Problem statement: Take the material below and retype it in full; pictures are left out.

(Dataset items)
......
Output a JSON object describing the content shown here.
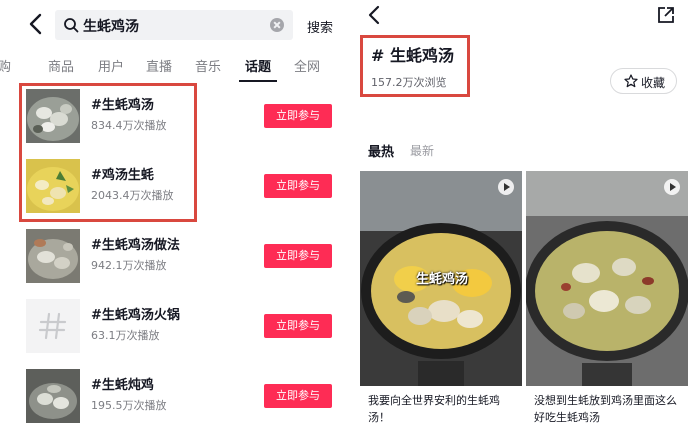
{
  "search": {
    "query": "生蚝鸡汤",
    "button": "搜索",
    "icons": {
      "back": "chevron-left-icon",
      "search": "search-icon",
      "clear": "clear-icon"
    }
  },
  "tabs": [
    {
      "label": "购",
      "active": false
    },
    {
      "label": "商品",
      "active": false
    },
    {
      "label": "用户",
      "active": false
    },
    {
      "label": "直播",
      "active": false
    },
    {
      "label": "音乐",
      "active": false
    },
    {
      "label": "话题",
      "active": true
    },
    {
      "label": "全网",
      "active": false
    }
  ],
  "results": [
    {
      "title": "#生蚝鸡汤",
      "stats": "834.4万次播放",
      "button": "立即参与",
      "thumb": "oyster-soup-photo"
    },
    {
      "title": "#鸡汤生蚝",
      "stats": "2043.4万次播放",
      "button": "立即参与",
      "thumb": "yellow-soup-photo"
    },
    {
      "title": "#生蚝鸡汤做法",
      "stats": "942.1万次播放",
      "button": "立即参与",
      "thumb": "oyster-soup-photo"
    },
    {
      "title": "#生蚝鸡汤火锅",
      "stats": "63.1万次播放",
      "button": "立即参与",
      "thumb": "hash-placeholder"
    },
    {
      "title": "#生蚝炖鸡",
      "stats": "195.5万次播放",
      "button": "立即参与",
      "thumb": "oyster-soup-photo"
    }
  ],
  "topic": {
    "title": "# 生蚝鸡汤",
    "views": "157.2万次浏览",
    "favorite": "收藏",
    "sort_hot": "最热",
    "sort_new": "最新",
    "icons": {
      "back": "chevron-left-icon",
      "share": "share-icon",
      "star": "star-icon"
    }
  },
  "videos": [
    {
      "caption": "我要向全世界安利的生蚝鸡汤！",
      "overlay": "生蚝鸡汤"
    },
    {
      "caption": "没想到生蚝放到鸡汤里面这么好吃生蚝鸡汤",
      "overlay": ""
    }
  ],
  "colors": {
    "accent": "#fe2c55",
    "highlight": "#d9483f",
    "text": "#161823",
    "muted": "#7c7d83"
  }
}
......
Worked solution:
Output a JSON object describing the content shown here.
{
  "search": {
    "query": "生蚝鸡汤",
    "button": "搜索",
    "icons": {
      "back": "chevron-left-icon",
      "search": "search-icon",
      "clear": "clear-icon"
    }
  },
  "tabs": [
    {
      "label": "购",
      "active": false
    },
    {
      "label": "商品",
      "active": false
    },
    {
      "label": "用户",
      "active": false
    },
    {
      "label": "直播",
      "active": false
    },
    {
      "label": "音乐",
      "active": false
    },
    {
      "label": "话题",
      "active": true
    },
    {
      "label": "全网",
      "active": false
    }
  ],
  "results": [
    {
      "title": "#生蚝鸡汤",
      "stats": "834.4万次播放",
      "button": "立即参与",
      "thumb": "oyster-soup-photo"
    },
    {
      "title": "#鸡汤生蚝",
      "stats": "2043.4万次播放",
      "button": "立即参与",
      "thumb": "yellow-soup-photo"
    },
    {
      "title": "#生蚝鸡汤做法",
      "stats": "942.1万次播放",
      "button": "立即参与",
      "thumb": "oyster-soup-photo"
    },
    {
      "title": "#生蚝鸡汤火锅",
      "stats": "63.1万次播放",
      "button": "立即参与",
      "thumb": "hash-placeholder"
    },
    {
      "title": "#生蚝炖鸡",
      "stats": "195.5万次播放",
      "button": "立即参与",
      "thumb": "oyster-soup-photo"
    }
  ],
  "topic": {
    "title": "# 生蚝鸡汤",
    "views": "157.2万次浏览",
    "favorite": "收藏",
    "sort_hot": "最热",
    "sort_new": "最新",
    "icons": {
      "back": "chevron-left-icon",
      "share": "share-icon",
      "star": "star-icon"
    }
  },
  "videos": [
    {
      "caption": "我要向全世界安利的生蚝鸡汤！",
      "overlay": "生蚝鸡汤"
    },
    {
      "caption": "没想到生蚝放到鸡汤里面这么好吃生蚝鸡汤",
      "overlay": ""
    }
  ],
  "colors": {
    "accent": "#fe2c55",
    "highlight": "#d9483f",
    "text": "#161823",
    "muted": "#7c7d83"
  }
}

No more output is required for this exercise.